WRITTEN TASK:
Please rewrite the items from the start through the line with "graticule (54, 46, 1069, 499)", changing every "colorbar-segment" to "colorbar-band" and leaving all else as it stands.
◆ ◆ ◆ ◆ ◆
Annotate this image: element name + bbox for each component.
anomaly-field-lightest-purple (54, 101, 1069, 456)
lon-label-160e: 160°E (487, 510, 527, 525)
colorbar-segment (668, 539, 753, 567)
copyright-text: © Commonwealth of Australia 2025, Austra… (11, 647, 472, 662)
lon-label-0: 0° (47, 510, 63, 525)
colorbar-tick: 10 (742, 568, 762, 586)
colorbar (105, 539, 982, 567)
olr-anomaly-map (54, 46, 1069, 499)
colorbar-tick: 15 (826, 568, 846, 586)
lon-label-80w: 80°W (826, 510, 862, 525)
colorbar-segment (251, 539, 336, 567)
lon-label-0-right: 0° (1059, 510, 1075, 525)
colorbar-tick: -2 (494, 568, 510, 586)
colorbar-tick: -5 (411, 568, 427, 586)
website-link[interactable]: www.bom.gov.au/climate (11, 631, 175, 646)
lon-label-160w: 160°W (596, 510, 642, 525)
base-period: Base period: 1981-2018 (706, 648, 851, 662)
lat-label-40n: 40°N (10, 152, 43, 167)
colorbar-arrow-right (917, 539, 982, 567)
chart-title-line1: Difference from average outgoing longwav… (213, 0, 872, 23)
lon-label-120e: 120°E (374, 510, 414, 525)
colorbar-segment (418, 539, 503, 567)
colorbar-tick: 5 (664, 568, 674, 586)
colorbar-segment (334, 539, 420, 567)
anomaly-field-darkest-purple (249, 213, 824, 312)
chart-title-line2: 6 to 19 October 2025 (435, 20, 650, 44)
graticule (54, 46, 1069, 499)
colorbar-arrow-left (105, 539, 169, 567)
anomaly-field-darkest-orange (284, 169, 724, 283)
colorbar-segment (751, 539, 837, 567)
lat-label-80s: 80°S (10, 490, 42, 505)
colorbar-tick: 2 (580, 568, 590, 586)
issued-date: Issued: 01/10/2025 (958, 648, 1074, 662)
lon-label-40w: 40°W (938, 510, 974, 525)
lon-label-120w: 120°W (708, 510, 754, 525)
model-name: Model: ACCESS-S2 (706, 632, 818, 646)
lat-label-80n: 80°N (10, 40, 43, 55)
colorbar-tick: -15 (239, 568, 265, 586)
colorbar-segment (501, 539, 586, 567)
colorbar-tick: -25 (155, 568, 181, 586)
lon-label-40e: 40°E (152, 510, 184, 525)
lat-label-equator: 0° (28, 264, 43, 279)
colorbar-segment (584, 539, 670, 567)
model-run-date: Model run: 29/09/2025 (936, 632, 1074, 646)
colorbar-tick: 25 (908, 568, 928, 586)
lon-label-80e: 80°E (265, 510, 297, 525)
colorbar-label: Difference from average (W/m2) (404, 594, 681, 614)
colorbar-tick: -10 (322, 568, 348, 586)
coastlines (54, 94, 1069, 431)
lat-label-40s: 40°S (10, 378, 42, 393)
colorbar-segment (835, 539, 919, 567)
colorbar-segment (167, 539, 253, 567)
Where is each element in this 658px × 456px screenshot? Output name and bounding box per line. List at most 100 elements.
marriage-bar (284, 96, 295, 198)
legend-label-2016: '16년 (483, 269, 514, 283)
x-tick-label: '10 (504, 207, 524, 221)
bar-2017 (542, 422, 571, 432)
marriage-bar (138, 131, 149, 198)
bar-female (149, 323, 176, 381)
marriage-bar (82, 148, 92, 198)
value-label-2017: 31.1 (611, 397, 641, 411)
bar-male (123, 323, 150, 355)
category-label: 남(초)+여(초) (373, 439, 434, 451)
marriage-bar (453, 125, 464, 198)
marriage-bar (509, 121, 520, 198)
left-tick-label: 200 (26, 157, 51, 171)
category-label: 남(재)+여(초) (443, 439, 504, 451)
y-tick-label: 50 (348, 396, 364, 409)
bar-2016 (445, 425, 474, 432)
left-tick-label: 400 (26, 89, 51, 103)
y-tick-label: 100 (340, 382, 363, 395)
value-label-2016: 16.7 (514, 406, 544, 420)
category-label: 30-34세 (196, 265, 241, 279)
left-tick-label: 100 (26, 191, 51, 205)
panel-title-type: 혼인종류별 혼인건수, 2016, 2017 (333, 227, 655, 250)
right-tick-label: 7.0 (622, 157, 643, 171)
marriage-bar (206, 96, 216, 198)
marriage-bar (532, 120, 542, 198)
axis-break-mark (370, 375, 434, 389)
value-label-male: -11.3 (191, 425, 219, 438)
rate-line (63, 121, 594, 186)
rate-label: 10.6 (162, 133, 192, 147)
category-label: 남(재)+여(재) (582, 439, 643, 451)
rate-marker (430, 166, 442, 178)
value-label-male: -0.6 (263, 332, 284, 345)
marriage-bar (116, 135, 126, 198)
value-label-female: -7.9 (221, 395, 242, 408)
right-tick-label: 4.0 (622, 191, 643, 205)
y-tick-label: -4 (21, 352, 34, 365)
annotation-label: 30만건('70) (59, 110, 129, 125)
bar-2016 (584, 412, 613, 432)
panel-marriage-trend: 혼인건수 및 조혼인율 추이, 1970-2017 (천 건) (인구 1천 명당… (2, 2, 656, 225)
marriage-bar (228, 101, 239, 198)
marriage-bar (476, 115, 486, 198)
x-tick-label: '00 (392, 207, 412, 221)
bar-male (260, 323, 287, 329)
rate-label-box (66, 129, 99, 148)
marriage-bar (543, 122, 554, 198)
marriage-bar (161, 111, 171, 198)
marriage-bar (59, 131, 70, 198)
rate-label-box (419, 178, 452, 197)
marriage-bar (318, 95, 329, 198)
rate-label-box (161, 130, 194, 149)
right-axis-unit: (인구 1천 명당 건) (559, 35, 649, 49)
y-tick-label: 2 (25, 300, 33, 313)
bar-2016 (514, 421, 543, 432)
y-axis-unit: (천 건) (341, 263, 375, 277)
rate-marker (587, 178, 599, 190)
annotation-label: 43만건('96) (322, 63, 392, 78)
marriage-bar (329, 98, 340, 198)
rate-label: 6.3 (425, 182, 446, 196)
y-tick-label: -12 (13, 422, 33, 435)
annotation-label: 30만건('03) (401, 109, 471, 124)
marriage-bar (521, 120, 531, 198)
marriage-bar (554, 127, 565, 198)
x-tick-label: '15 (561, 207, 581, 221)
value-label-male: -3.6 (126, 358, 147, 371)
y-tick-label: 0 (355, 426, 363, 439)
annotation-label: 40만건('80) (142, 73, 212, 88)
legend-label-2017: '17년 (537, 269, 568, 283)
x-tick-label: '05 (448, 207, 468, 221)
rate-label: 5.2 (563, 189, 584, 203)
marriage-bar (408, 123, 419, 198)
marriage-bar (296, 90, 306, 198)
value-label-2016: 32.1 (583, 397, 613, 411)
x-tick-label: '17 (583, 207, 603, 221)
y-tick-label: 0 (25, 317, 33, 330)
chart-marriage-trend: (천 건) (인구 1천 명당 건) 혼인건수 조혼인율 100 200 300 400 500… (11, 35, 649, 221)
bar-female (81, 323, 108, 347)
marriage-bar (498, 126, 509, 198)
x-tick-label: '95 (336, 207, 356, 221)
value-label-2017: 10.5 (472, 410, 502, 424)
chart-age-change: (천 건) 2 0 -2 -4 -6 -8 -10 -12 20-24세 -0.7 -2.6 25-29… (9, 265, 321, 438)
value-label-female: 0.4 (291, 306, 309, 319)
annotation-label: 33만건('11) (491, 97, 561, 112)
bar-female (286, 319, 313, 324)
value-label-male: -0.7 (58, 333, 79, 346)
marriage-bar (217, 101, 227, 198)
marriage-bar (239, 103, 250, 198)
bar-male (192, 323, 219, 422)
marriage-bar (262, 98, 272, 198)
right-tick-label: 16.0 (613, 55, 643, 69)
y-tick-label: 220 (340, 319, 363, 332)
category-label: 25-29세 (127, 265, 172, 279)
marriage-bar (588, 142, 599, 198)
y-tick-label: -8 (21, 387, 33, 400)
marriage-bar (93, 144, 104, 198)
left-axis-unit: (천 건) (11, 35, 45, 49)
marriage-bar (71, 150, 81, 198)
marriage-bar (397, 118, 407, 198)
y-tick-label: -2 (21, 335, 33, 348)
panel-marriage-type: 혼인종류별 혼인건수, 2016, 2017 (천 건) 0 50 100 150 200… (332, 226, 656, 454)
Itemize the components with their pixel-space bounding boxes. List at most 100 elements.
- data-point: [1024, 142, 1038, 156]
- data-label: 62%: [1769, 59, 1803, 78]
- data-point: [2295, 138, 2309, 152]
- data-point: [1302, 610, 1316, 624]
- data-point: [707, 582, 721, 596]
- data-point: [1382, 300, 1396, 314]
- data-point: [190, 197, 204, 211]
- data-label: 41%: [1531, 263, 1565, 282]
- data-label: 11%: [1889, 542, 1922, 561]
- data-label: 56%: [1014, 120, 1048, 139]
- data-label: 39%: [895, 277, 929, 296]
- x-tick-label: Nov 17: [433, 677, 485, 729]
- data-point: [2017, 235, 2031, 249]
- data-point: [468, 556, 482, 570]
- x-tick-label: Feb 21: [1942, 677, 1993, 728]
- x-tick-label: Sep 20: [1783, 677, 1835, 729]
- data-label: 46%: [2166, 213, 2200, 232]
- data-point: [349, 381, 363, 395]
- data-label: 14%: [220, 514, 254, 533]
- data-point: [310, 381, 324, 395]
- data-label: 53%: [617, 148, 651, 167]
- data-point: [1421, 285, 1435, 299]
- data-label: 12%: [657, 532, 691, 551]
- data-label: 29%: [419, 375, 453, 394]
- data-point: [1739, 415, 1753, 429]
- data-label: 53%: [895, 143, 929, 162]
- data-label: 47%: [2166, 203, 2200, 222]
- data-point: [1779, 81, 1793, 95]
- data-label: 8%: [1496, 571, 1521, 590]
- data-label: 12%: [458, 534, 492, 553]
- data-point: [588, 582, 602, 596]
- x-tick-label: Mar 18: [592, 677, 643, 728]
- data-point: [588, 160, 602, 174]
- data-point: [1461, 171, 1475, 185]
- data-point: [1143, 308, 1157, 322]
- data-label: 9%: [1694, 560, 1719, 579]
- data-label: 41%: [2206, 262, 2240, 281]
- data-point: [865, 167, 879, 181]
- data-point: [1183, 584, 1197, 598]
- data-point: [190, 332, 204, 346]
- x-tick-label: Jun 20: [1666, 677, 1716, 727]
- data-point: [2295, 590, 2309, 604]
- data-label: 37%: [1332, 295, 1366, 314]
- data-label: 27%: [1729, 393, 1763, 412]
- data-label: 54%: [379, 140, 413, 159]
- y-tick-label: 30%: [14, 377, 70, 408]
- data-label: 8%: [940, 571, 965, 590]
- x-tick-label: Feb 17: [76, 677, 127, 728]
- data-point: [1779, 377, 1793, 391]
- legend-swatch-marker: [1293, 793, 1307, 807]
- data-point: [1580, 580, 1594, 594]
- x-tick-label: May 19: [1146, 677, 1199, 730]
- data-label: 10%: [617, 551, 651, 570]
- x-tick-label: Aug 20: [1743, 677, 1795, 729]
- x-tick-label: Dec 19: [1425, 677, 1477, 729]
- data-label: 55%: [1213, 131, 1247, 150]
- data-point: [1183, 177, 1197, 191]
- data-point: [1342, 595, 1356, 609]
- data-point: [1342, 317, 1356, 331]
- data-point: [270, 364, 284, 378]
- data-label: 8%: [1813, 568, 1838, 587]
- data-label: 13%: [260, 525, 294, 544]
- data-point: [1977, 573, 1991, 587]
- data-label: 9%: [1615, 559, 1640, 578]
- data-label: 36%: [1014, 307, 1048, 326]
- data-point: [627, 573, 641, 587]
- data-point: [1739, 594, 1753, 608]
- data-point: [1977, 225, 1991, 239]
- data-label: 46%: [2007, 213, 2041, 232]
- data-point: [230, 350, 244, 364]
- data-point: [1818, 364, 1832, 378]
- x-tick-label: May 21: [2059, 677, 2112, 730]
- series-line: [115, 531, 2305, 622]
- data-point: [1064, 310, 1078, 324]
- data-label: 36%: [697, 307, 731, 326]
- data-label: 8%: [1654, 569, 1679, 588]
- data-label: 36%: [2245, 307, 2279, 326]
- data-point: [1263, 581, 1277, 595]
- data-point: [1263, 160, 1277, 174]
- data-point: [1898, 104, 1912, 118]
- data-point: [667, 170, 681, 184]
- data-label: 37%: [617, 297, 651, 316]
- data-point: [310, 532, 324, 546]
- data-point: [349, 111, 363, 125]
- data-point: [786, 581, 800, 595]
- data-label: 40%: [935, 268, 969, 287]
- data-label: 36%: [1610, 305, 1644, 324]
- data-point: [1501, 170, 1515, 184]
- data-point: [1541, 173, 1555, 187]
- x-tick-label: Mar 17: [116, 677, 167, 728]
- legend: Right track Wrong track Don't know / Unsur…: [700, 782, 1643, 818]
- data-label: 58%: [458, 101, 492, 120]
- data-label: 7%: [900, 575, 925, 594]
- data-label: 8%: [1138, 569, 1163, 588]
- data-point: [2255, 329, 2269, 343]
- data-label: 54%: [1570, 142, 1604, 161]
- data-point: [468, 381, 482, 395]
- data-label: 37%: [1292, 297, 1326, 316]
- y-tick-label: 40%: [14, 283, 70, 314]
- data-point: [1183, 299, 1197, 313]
◆ ◆ ◆ ◆ ◆
OUTPUT BELOW:
Annotate this image: element name + bbox for each component.
anomaly-field-lightest-purple (54, 101, 1069, 456)
lon-label-160e: 160°E (487, 510, 527, 525)
colorbar-band (668, 539, 753, 567)
copyright-text: © Commonwealth of Australia 2025, Austra… (11, 647, 472, 662)
lon-label-0: 0° (47, 510, 63, 525)
colorbar-tick: 10 (742, 568, 762, 586)
colorbar (105, 539, 982, 567)
olr-anomaly-map (54, 46, 1069, 499)
colorbar-tick: 15 (826, 568, 846, 586)
lon-label-80w: 80°W (826, 510, 862, 525)
colorbar-band (251, 539, 336, 567)
lon-label-0-right: 0° (1059, 510, 1075, 525)
colorbar-tick: -2 (494, 568, 510, 586)
colorbar-tick: -5 (411, 568, 427, 586)
website-link[interactable]: www.bom.gov.au/climate (11, 631, 175, 646)
lon-label-160w: 160°W (596, 510, 642, 525)
base-period: Base period: 1981-2018 (706, 648, 851, 662)
lat-label-40n: 40°N (10, 152, 43, 167)
colorbar-arrow-right (917, 539, 982, 567)
chart-title-line1: Difference from average outgoing longwav… (213, 0, 872, 23)
lon-label-120e: 120°E (374, 510, 414, 525)
colorbar-band (418, 539, 503, 567)
colorbar-tick: 5 (664, 568, 674, 586)
colorbar-band (334, 539, 420, 567)
anomaly-field-darkest-purple (249, 213, 824, 312)
chart-title-line2: 6 to 19 October 2025 (435, 20, 650, 44)
graticule (54, 46, 1069, 499)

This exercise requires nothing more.